• **Aim**
Locate each line in the data that contains the word "film" and copy those lines in full; matches must have the same case.

• **Available records**
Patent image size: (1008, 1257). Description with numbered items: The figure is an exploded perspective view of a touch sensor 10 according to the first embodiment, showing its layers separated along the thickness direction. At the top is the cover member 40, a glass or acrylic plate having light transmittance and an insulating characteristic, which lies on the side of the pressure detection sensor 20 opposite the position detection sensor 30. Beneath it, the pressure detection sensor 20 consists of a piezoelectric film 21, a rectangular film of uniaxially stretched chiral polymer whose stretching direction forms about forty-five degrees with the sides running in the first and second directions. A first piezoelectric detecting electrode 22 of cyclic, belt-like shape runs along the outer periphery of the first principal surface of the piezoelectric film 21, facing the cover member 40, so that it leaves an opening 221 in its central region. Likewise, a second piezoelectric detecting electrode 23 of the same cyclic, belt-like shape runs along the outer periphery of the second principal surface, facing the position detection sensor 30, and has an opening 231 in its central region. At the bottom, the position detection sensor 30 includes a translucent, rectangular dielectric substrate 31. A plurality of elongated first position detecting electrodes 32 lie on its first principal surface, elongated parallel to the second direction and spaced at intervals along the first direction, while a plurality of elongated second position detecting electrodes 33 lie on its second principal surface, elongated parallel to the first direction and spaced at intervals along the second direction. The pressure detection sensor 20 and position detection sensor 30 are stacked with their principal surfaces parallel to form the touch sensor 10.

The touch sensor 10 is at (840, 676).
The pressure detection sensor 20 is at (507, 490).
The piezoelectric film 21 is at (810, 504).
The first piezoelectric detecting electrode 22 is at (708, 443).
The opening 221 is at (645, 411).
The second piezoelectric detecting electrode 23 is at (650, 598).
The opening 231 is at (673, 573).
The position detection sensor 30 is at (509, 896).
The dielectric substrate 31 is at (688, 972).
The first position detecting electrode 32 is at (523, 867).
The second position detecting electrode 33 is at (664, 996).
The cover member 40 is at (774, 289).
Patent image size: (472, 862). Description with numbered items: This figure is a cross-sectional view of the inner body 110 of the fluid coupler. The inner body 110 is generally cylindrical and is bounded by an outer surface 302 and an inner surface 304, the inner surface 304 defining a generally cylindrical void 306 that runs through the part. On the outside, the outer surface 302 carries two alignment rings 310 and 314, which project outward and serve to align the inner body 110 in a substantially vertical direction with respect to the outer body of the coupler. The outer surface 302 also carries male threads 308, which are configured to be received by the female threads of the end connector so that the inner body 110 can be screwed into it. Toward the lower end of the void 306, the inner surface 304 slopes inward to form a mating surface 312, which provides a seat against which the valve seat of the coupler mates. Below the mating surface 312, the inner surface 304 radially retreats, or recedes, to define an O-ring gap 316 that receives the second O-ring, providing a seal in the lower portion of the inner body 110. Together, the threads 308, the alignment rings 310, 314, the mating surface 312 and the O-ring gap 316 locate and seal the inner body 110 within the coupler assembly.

• **Final result**
Patent image size: (1008, 1257). Description with numbered items: The figure is an exploded perspective view of a touch sensor 10 according to the first embodiment, showing its layers separated along the thickness direction. At the top is the cover member 40, a glass or acrylic plate having light transmittance and an insulating characteristic, which lies on the side of the pressure detection sensor 20 opposite the position detection sensor 30. Beneath it, the pressure detection sensor 20 consists of a piezoelectric film 21, a rectangular film of uniaxially stretched chiral polymer whose stretching direction forms about forty-five degrees with the sides running in the first and second directions. A first piezoelectric detecting electrode 22 of cyclic, belt-like shape runs along the outer periphery of the first principal surface of the piezoelectric film 21, facing the cover member 40, so that it leaves an opening 221 in its central region. Likewise, a second piezoelectric detecting electrode 23 of the same cyclic, belt-like shape runs along the outer periphery of the second principal surface, facing the position detection sensor 30, and has an opening 231 in its central region. At the bottom, the position detection sensor 30 includes a translucent, rectangular dielectric substrate 31. A plurality of elongated first position detecting electrodes 32 lie on its first principal surface, elongated parallel to the second direction and spaced at intervals along the first direction, while a plurality of elongated second position detecting electrodes 33 lie on its second principal surface, elongated parallel to the first direction and spaced at intervals along the second direction. The pressure detection sensor 20 and position detection sensor 30 are stacked with their principal surfaces parallel to form the touch sensor 10.
The piezoelectric film 21 is at (810, 504).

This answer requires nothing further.